(Extracted data entries)

━━━━━━━━━━━━━━━━

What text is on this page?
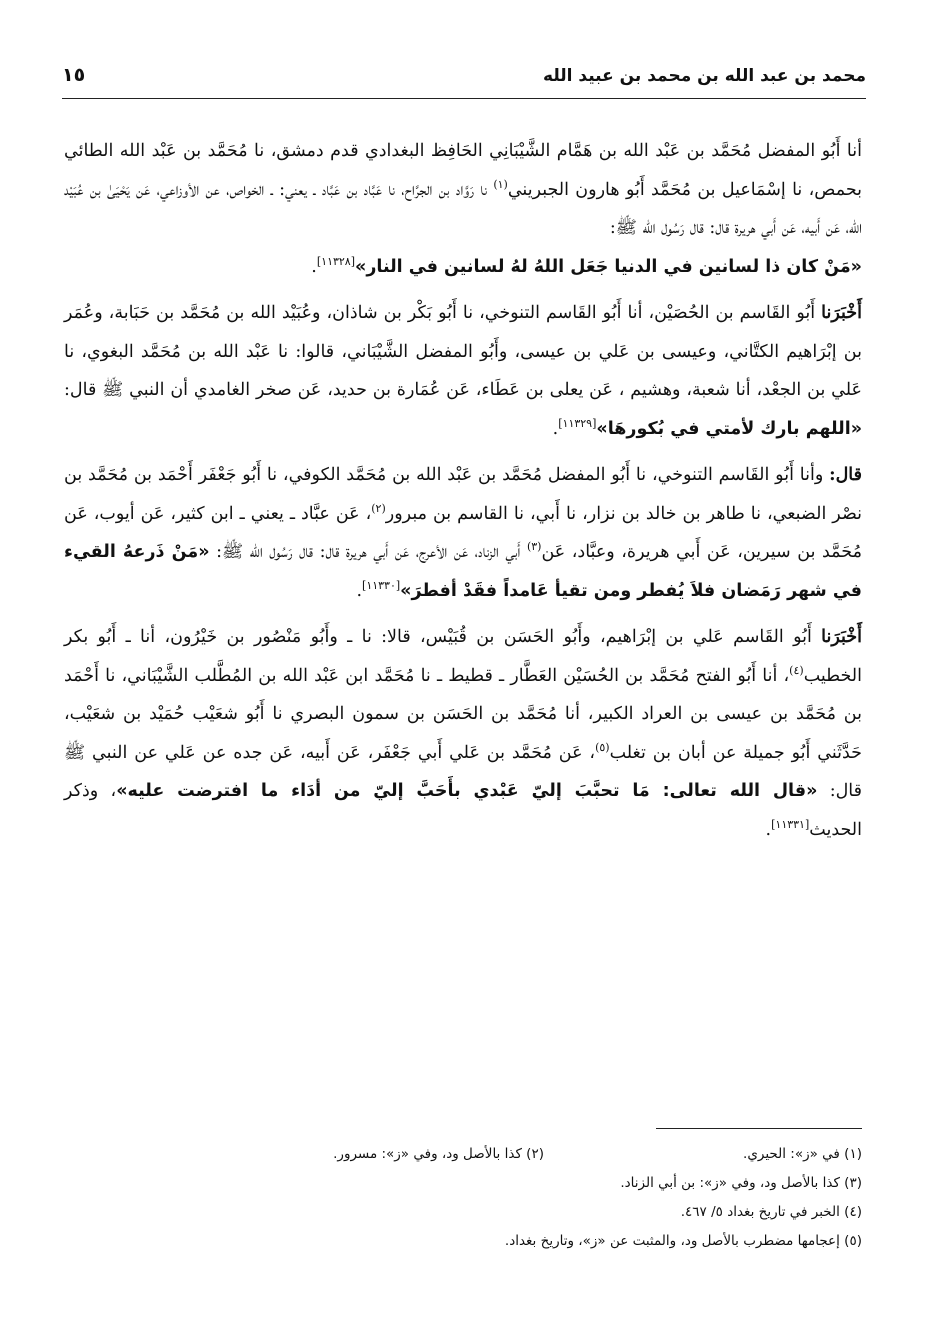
محمد بن عبد الله بن محمد بن عبيد الله
١٥

أنا أَبُو المفضل مُحَمَّد بن عَبْد الله بن هَمَّام الشَّيْبَانِي الحَافِظ البغدادي قدم دمشق، نا مُحَمَّد بن عَبْد الله الطائي بحمص، نا إسْمَاعيل بن مُحَمَّد أَبُو هارون الجبريني$^{(١)}$ نا رَوَّاد بن الجرَّاح، نا عَبَّاد بن عَبَّاد ـ يعني: ـ الخواص، عن الأوزاعي، عَن يَحْيَىٰ بن عُبَيْد الله، عَن أَبيه، عَن أَبي هريرة قال: قال رَسُول الله ﷺ:
«مَنْ كان ذا لسانين في الدنيا جَعَل اللهُ لهُ لسانين في النار»[١١٣٢٨].

أَخْبَرَنا أَبُو القَاسم بن الحُصَيْن، أنا أَبُو القَاسم التنوخي، نا أَبُو بَكْر بن شاذان، وعُبَيْد الله بن مُحَمَّد بن حَبَابة، وعُمَر بن إبْرَاهيم الكتَّاني، وعيسى بن عَلي بن عيسى، وأَبُو المفضل الشَّيْبَاني، قالوا: نا عَبْد الله بن مُحَمَّد البغوي، نا عَلي بن الجعْد، أنا شعبة، وهشيم ، عَن يعلى بن عَطَاء، عَن عُمَارة بن حديد، عَن صخر الغامدي أن النبي ﷺ قال: «اللهم بارك لأمتي في بُكورهَا»[١١٣٢٩].

قال: وأنا أَبُو القَاسم التنوخي، نا أَبُو المفضل مُحَمَّد بن عَبْد الله بن مُحَمَّد الكوفي، نا أَبُو جَعْفَر أَحْمَد بن مُحَمَّد بن نصْر الضبعي، نا طاهر بن خالد بن نزار، نا أَبي، نا القاسم بن مبرور$^{(٢)}$، عَن عبَّاد ـ يعني ـ ابن كثير، عَن أيوب، عَن مُحَمَّد بن سيرين، عَن أَبي هريرة، وعبَّاد، عَن$^{(٣)}$ أَبي الزناد، عَن الأعرج، عَن أَبي هريرة قال: قال رَسُول الله ﷺ: «مَنْ ذَرعهُ القيء في شهر رَمَضان فلاَ يُفطر ومن تقيأ عَامداً فقَدْ أفطرَ»[١١٣٣٠].

أَخْبَرَنا أَبُو القَاسم عَلي بن إبْرَاهيم، وأَبُو الحَسَن بن قُبَيْس، قالا: نا ـ وأَبُو مَنْصُور بن خَيْرُون، أنا ـ أَبُو بكر الخطيب$^{(٤)}$، أنا أَبُو الفتح مُحَمَّد بن الحُسَيْن العَطَّار ـ قطيط ـ نا مُحَمَّد ابن عَبْد الله بن المُطَّلب الشَّيْبَاني، نا أَحْمَد بن مُحَمَّد بن عيسى بن العراد الكبير، أنا مُحَمَّد بن الحَسَن بن سمون البصري نا أَبُو شعَيْب حُمَيْد بن شعَيْب، حَدَّثَني أَبُو جميلة عن أبان بن تغلب$^{(٥)}$، عَن مُحَمَّد بن عَلي أَبي جَعْفَر، عَن أَبيه، عَن جده عن عَلي عن النبي ﷺ قال: «قال الله تعالى: مَا تحبَّبَ إليّ عَبْدي بأَحَبَّ إليّ من أدَاء ما افترضت عليه»، وذكر الحديث[١١٣٣١].

(١) في «ز»: الحيري.
(٢) كذا بالأصل ود، وفي «ز»: مسرور.
(٣) كذا بالأصل ود، وفي «ز»: بن أبي الزناد.
(٤) الخبر في تاريخ بغداد ٥/ ٤٦٧.
(٥) إعجامها مضطرب بالأصل ود، والمثبت عن «ز»، وتاريخ بغداد.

━━━━━━━━━━━━━━━━

▶ Set task:
Every line of the material is to be quoted exactly, with no pictures carried over.

▶ Output:
What text is on this page?
محمد بن عبد الله بن محمد بن عبيد الله
١٥

أنا أَبُو المفضل مُحَمَّد بن عَبْد الله بن هَمَّام الشَّيْبَانِي الحَافِظ البغدادي قدم دمشق، نا مُحَمَّد بن عَبْد الله الطائي بحمص، نا إسْمَاعيل بن مُحَمَّد أَبُو هارون الجبريني$^{(١)}$ نا رَوَّاد بن الجرَّاح، نا عَبَّاد بن عَبَّاد ـ يعني: ـ الخواص، عن الأوزاعي، عَن يَحْيَىٰ بن عُبَيْد الله، عَن أَبيه، عَن أَبي هريرة قال: قال رَسُول الله ﷺ:
«مَنْ كان ذا لسانين في الدنيا جَعَل اللهُ لهُ لسانين في النار»[١١٣٢٨].

أَخْبَرَنا أَبُو القَاسم بن الحُصَيْن، أنا أَبُو القَاسم التنوخي، نا أَبُو بَكْر بن شاذان، وعُبَيْد الله بن مُحَمَّد بن حَبَابة، وعُمَر بن إبْرَاهيم الكتَّاني، وعيسى بن عَلي بن عيسى، وأَبُو المفضل الشَّيْبَاني، قالوا: نا عَبْد الله بن مُحَمَّد البغوي، نا عَلي بن الجعْد، أنا شعبة، وهشيم ، عَن يعلى بن عَطَاء، عَن عُمَارة بن حديد، عَن صخر الغامدي أن النبي ﷺ قال: «اللهم بارك لأمتي في بُكورهَا»[١١٣٢٩].

قال: وأنا أَبُو القَاسم التنوخي، نا أَبُو المفضل مُحَمَّد بن عَبْد الله بن مُحَمَّد الكوفي، نا أَبُو جَعْفَر أَحْمَد بن مُحَمَّد بن نصْر الضبعي، نا طاهر بن خالد بن نزار، نا أَبي، نا القاسم بن مبرور$^{(٢)}$، عَن عبَّاد ـ يعني ـ ابن كثير، عَن أيوب، عَن مُحَمَّد بن سيرين، عَن أَبي هريرة، وعبَّاد، عَن$^{(٣)}$ أَبي الزناد، عَن الأعرج، عَن أَبي هريرة قال: قال رَسُول الله ﷺ: «مَنْ ذَرعهُ القيء في شهر رَمَضان فلاَ يُفطر ومن تقيأ عَامداً فقَدْ أفطرَ»[١١٣٣٠].

أَخْبَرَنا أَبُو القَاسم عَلي بن إبْرَاهيم، وأَبُو الحَسَن بن قُبَيْس، قالا: نا ـ وأَبُو مَنْصُور بن خَيْرُون، أنا ـ أَبُو بكر الخطيب$^{(٤)}$، أنا أَبُو الفتح مُحَمَّد بن الحُسَيْن العَطَّار ـ قطيط ـ نا مُحَمَّد ابن عَبْد الله بن المُطَّلب الشَّيْبَاني، نا أَحْمَد بن مُحَمَّد بن عيسى بن العراد الكبير، أنا مُحَمَّد بن الحَسَن بن سمون البصري نا أَبُو شعَيْب حُمَيْد بن شعَيْب، حَدَّثَني أَبُو جميلة عن أبان بن تغلب$^{(٥)}$، عَن مُحَمَّد بن عَلي أَبي جَعْفَر، عَن أَبيه، عَن جده عن عَلي عن النبي ﷺ قال: «قال الله تعالى: مَا تحبَّبَ إليّ عَبْدي بأَحَبَّ إليّ من أدَاء ما افترضت عليه»، وذكر الحديث[١١٣٣١].

(١) في «ز»: الحيري.
(٢) كذا بالأصل ود، وفي «ز»: مسرور.
(٣) كذا بالأصل ود، وفي «ز»: بن أبي الزناد.
(٤) الخبر في تاريخ بغداد ٥/ ٤٦٧.
(٥) إعجامها مضطرب بالأصل ود، والمثبت عن «ز»، وتاريخ بغداد.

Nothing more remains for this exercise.